> _Work to do_:
Using the records that follow, copy every line containing the word "value".

> _Data shown_:
+ + + + +
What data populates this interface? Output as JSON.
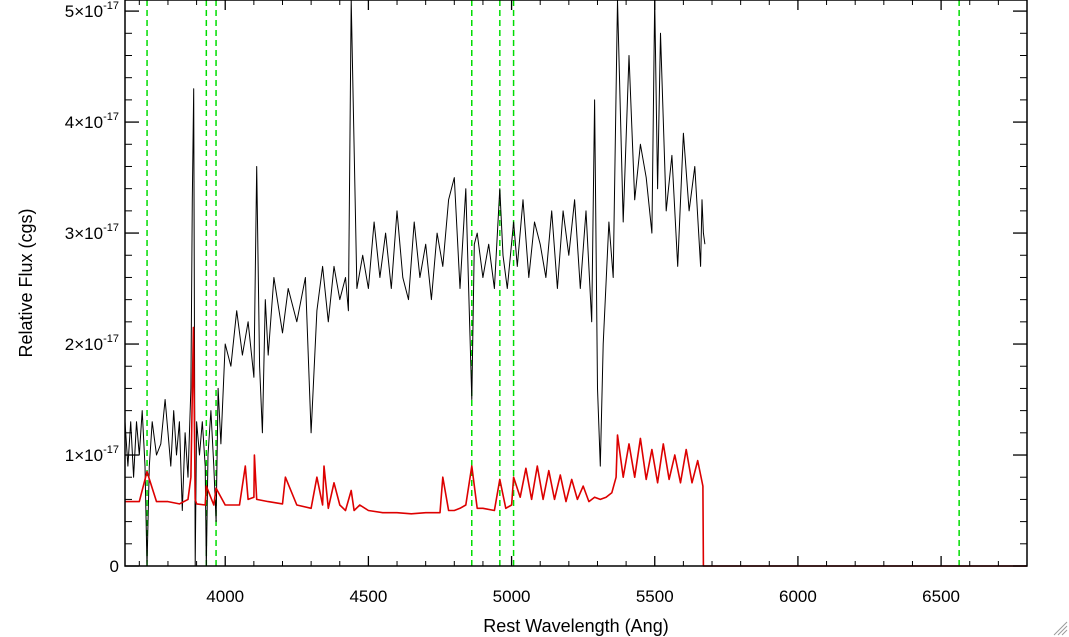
{
  "chart_data": {
    "type": "line",
    "xlabel": "Rest Wavelength (Ang)",
    "ylabel": "Relative Flux (cgs)",
    "xlim": [
      3650,
      6800
    ],
    "ylim": [
      0,
      5.1e-17
    ],
    "x_ticks": [
      {
        "value": 4000,
        "label": "4000"
      },
      {
        "value": 4500,
        "label": "4500"
      },
      {
        "value": 5000,
        "label": "5000"
      },
      {
        "value": 5500,
        "label": "5500"
      },
      {
        "value": 6000,
        "label": "6000"
      },
      {
        "value": 6500,
        "label": "6500"
      }
    ],
    "y_ticks": [
      {
        "value": 0,
        "label": "0",
        "mant": "",
        "exp": ""
      },
      {
        "value": 1e-17,
        "label": "1×10-17",
        "mant": "1×10",
        "exp": "-17"
      },
      {
        "value": 2e-17,
        "label": "2×10-17",
        "mant": "2×10",
        "exp": "-17"
      },
      {
        "value": 3e-17,
        "label": "3×10-17",
        "mant": "3×10",
        "exp": "-17"
      },
      {
        "value": 4e-17,
        "label": "4×10-17",
        "mant": "4×10",
        "exp": "-17"
      },
      {
        "value": 5e-17,
        "label": "5×10-17",
        "mant": "5×10",
        "exp": "-17"
      }
    ],
    "reference_lines": {
      "color": "#00dd00",
      "style": "dashed",
      "x": [
        3727,
        3934,
        3968,
        4861,
        4959,
        5007,
        6563
      ]
    },
    "series": [
      {
        "color": "#000000",
        "x": [
          3650,
          3660,
          3670,
          3680,
          3690,
          3700,
          3710,
          3720,
          3727,
          3735,
          3745,
          3760,
          3775,
          3790,
          3800,
          3810,
          3820,
          3830,
          3840,
          3850,
          3860,
          3870,
          3880,
          3885,
          3890,
          3895,
          3900,
          3910,
          3920,
          3930,
          3934,
          3940,
          3950,
          3960,
          3968,
          3975,
          3985,
          4000,
          4020,
          4040,
          4060,
          4080,
          4100,
          4110,
          4120,
          4130,
          4140,
          4150,
          4170,
          4200,
          4220,
          4250,
          4280,
          4300,
          4320,
          4340,
          4360,
          4380,
          4400,
          4420,
          4430,
          4440,
          4460,
          4480,
          4500,
          4520,
          4540,
          4560,
          4580,
          4600,
          4620,
          4640,
          4660,
          4680,
          4700,
          4720,
          4740,
          4760,
          4780,
          4800,
          4820,
          4840,
          4861,
          4870,
          4880,
          4900,
          4920,
          4940,
          4959,
          4970,
          4985,
          5007,
          5020,
          5040,
          5060,
          5080,
          5100,
          5120,
          5140,
          5160,
          5180,
          5200,
          5220,
          5240,
          5260,
          5280,
          5290,
          5300,
          5310,
          5320,
          5340,
          5355,
          5370,
          5390,
          5410,
          5430,
          5450,
          5470,
          5490,
          5500,
          5510,
          5520,
          5540,
          5560,
          5580,
          5600,
          5620,
          5640,
          5660,
          5665,
          5670,
          5675
        ],
        "y": [
          1.3e-17,
          9e-18,
          1.3e-17,
          8e-18,
          1.3e-17,
          1e-17,
          1.4e-17,
          9e-18,
          0.0,
          9e-18,
          1.3e-17,
          1e-17,
          1.1e-17,
          1.5e-17,
          1.2e-17,
          9e-18,
          1.4e-17,
          1e-17,
          1.3e-17,
          5e-18,
          1.2e-17,
          8e-18,
          1.6e-17,
          3.3e-17,
          4.3e-17,
          0.0,
          1.3e-17,
          1e-17,
          1.3e-17,
          9e-18,
          0.0,
          1e-17,
          1.4e-17,
          9e-18,
          4e-18,
          1.6e-17,
          1.1e-17,
          2e-17,
          1.8e-17,
          2.3e-17,
          1.9e-17,
          2.2e-17,
          1.7e-17,
          3.6e-17,
          1.8e-17,
          1.2e-17,
          2.4e-17,
          1.9e-17,
          2.6e-17,
          2.1e-17,
          2.5e-17,
          2.2e-17,
          2.6e-17,
          1.2e-17,
          2.3e-17,
          2.7e-17,
          2.2e-17,
          2.7e-17,
          2.4e-17,
          2.6e-17,
          2.3e-17,
          5.1e-17,
          2.5e-17,
          2.8e-17,
          2.5e-17,
          3.1e-17,
          2.6e-17,
          3e-17,
          2.5e-17,
          3.2e-17,
          2.6e-17,
          2.4e-17,
          3.1e-17,
          2.6e-17,
          2.9e-17,
          2.4e-17,
          3e-17,
          2.7e-17,
          3.3e-17,
          3.5e-17,
          2.5e-17,
          3.4e-17,
          1.5e-17,
          2.9e-17,
          3e-17,
          2.6e-17,
          2.9e-17,
          2.5e-17,
          3.4e-17,
          2.8e-17,
          2.5e-17,
          3.1e-17,
          2.7e-17,
          3.3e-17,
          2.6e-17,
          3.1e-17,
          2.9e-17,
          2.6e-17,
          3.2e-17,
          2.5e-17,
          3.2e-17,
          2.8e-17,
          3.3e-17,
          2.5e-17,
          3.2e-17,
          2.2e-17,
          4.2e-17,
          1.6e-17,
          9e-18,
          2e-17,
          3.1e-17,
          2.6e-17,
          5.1e-17,
          3.1e-17,
          4.6e-17,
          3.3e-17,
          3.8e-17,
          3.5e-17,
          3e-17,
          5.1e-17,
          3.4e-17,
          4.8e-17,
          3.2e-17,
          3.7e-17,
          2.7e-17,
          3.9e-17,
          3.2e-17,
          3.6e-17,
          2.7e-17,
          3.3e-17,
          3e-17,
          2.9e-17
        ]
      },
      {
        "color": "#dd0000",
        "x": [
          3650,
          3700,
          3727,
          3760,
          3800,
          3840,
          3870,
          3880,
          3889,
          3895,
          3900,
          3930,
          3934,
          3960,
          3968,
          4000,
          4050,
          4070,
          4080,
          4100,
          4102,
          4110,
          4150,
          4200,
          4210,
          4250,
          4300,
          4320,
          4340,
          4345,
          4360,
          4380,
          4400,
          4420,
          4440,
          4450,
          4470,
          4500,
          4550,
          4600,
          4650,
          4700,
          4750,
          4760,
          4780,
          4800,
          4820,
          4840,
          4861,
          4880,
          4900,
          4940,
          4959,
          4980,
          5000,
          5007,
          5030,
          5050,
          5070,
          5090,
          5110,
          5130,
          5150,
          5170,
          5190,
          5210,
          5230,
          5250,
          5270,
          5290,
          5310,
          5330,
          5350,
          5365,
          5370,
          5390,
          5410,
          5430,
          5450,
          5470,
          5490,
          5510,
          5530,
          5550,
          5570,
          5590,
          5610,
          5630,
          5650,
          5668,
          5670,
          5680,
          6800
        ],
        "y": [
          5.8e-18,
          5.8e-18,
          8.5e-18,
          5.8e-18,
          5.8e-18,
          5.6e-18,
          6e-18,
          8e-18,
          2.15e-17,
          6e-18,
          5.6e-18,
          5.5e-18,
          7.2e-18,
          5.5e-18,
          7e-18,
          5.5e-18,
          5.5e-18,
          9e-18,
          6e-18,
          6.2e-18,
          1e-17,
          6e-18,
          5.8e-18,
          5.6e-18,
          8e-18,
          5.5e-18,
          5.2e-18,
          8e-18,
          5.5e-18,
          9e-18,
          5.2e-18,
          7.5e-18,
          5.5e-18,
          5e-18,
          6.8e-18,
          5e-18,
          5.5e-18,
          5e-18,
          4.8e-18,
          4.8e-18,
          4.7e-18,
          4.8e-18,
          4.8e-18,
          8e-18,
          5e-18,
          5e-18,
          5.2e-18,
          5.5e-18,
          9e-18,
          5.2e-18,
          5.2e-18,
          5e-18,
          7.8e-18,
          5.2e-18,
          5.5e-18,
          8e-18,
          6.2e-18,
          8.8e-18,
          6e-18,
          9e-18,
          6e-18,
          8.6e-18,
          6e-18,
          8.2e-18,
          5.8e-18,
          7.8e-18,
          6e-18,
          7.2e-18,
          5.8e-18,
          6.2e-18,
          6e-18,
          6.2e-18,
          6.6e-18,
          8e-18,
          1.18e-17,
          8e-18,
          1.1e-17,
          8e-18,
          1.15e-17,
          7.8e-18,
          1.05e-17,
          7.5e-18,
          1.1e-17,
          7.8e-18,
          1e-17,
          7.5e-18,
          1.05e-17,
          7.5e-18,
          9.5e-18,
          7.2e-18,
          0.0,
          0.0,
          0.0
        ]
      }
    ]
  }
}
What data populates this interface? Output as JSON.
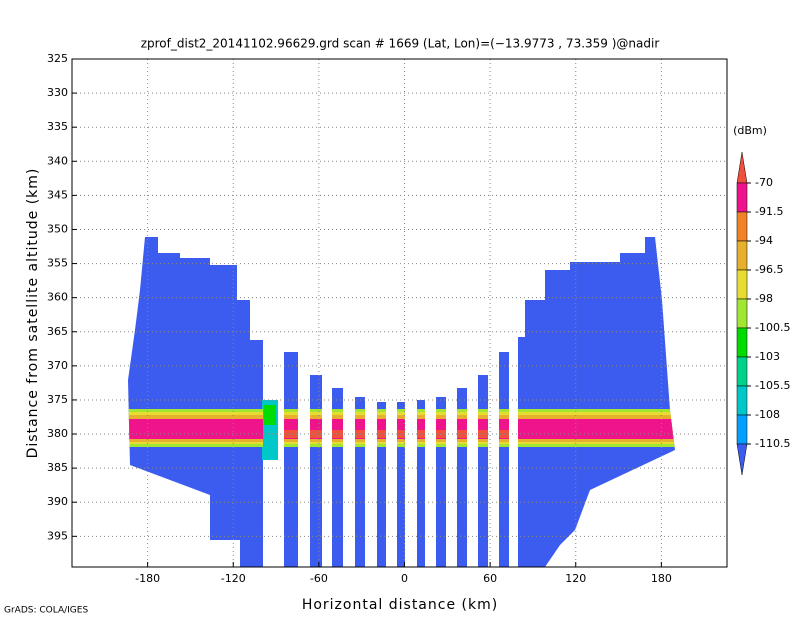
{
  "chart_data": {
    "type": "heatmap",
    "title": "zprof_dist2_20141102.96629.grd  scan # 1669  (Lat, Lon)=(−13.9773 , 73.359 )@nadir",
    "x_label": "Horizontal distance (km)",
    "y_label": "Distance from satellite altitude (km)",
    "xlim": [
      -233,
      226
    ],
    "xticks": [
      -180,
      -120,
      -60,
      0,
      60,
      120,
      180
    ],
    "ylim": [
      325,
      399.5
    ],
    "yticks": [
      325,
      330,
      335,
      340,
      345,
      350,
      355,
      360,
      365,
      370,
      375,
      380,
      385,
      390,
      395
    ],
    "y_inverted": true,
    "grid": true,
    "colorbar": {
      "unit": "(dBm)",
      "levels": [
        -70,
        -91.5,
        -94,
        -96.5,
        -98,
        -100.5,
        -103,
        -105.5,
        -108,
        -110.5
      ],
      "colors": [
        "#f0503c",
        "#f0148c",
        "#f08228",
        "#e6af2d",
        "#e6dc32",
        "#a0e632",
        "#00dc00",
        "#00d28c",
        "#00c8c8",
        "#00a0ff",
        "#3c5cf0"
      ]
    },
    "footer": "GrADS: COLA/IGES"
  }
}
+ + + + +
> _Task output_:
        "value": 4000,
        "value": 4500,
        "value": 5000,
        "value": 5500,
        "value": 6000,
        "value": 6500,
        "value": 0,
        "value": 1e-17,
        "value": 2e-17,
        "value": 3e-17,
        "value": 4e-17,
        "value": 5e-17,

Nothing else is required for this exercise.